* _TASK MATERIAL_:
════════

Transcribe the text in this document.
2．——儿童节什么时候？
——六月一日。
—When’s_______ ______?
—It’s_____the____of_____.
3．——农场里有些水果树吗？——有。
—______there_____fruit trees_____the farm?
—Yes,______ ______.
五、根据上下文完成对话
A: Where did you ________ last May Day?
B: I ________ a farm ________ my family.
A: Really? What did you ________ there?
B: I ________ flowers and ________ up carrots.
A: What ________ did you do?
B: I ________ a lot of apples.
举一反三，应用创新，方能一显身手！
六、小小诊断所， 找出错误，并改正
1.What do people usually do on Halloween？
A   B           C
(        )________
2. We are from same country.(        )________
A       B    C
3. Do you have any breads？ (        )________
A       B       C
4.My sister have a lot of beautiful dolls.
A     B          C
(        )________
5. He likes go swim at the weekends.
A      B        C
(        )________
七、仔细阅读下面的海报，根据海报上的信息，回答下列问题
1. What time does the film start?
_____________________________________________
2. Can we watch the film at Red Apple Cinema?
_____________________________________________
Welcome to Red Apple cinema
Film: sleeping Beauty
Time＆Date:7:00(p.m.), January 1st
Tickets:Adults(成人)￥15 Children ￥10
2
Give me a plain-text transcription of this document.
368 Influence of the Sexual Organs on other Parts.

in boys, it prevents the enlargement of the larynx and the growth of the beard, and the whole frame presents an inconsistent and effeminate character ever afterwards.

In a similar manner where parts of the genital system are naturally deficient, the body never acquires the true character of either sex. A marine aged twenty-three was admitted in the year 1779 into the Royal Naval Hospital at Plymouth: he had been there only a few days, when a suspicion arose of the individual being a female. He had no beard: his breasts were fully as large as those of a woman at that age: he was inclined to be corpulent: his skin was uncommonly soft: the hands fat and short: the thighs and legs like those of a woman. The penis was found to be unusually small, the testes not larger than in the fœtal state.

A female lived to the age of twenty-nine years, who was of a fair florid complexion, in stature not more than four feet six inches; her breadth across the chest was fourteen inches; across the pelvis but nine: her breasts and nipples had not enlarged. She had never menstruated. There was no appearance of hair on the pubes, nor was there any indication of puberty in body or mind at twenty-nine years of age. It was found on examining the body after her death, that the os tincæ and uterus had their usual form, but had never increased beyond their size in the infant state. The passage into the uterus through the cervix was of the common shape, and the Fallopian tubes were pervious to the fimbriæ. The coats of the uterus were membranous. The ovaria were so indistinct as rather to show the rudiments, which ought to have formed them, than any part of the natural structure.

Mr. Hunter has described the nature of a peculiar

════════

* _AIM_: From the entries, report each line that includes the word "this".

* _COMPLETED TASK_:
Transcribe the text in this document.
Give me a plain-text transcription of this document.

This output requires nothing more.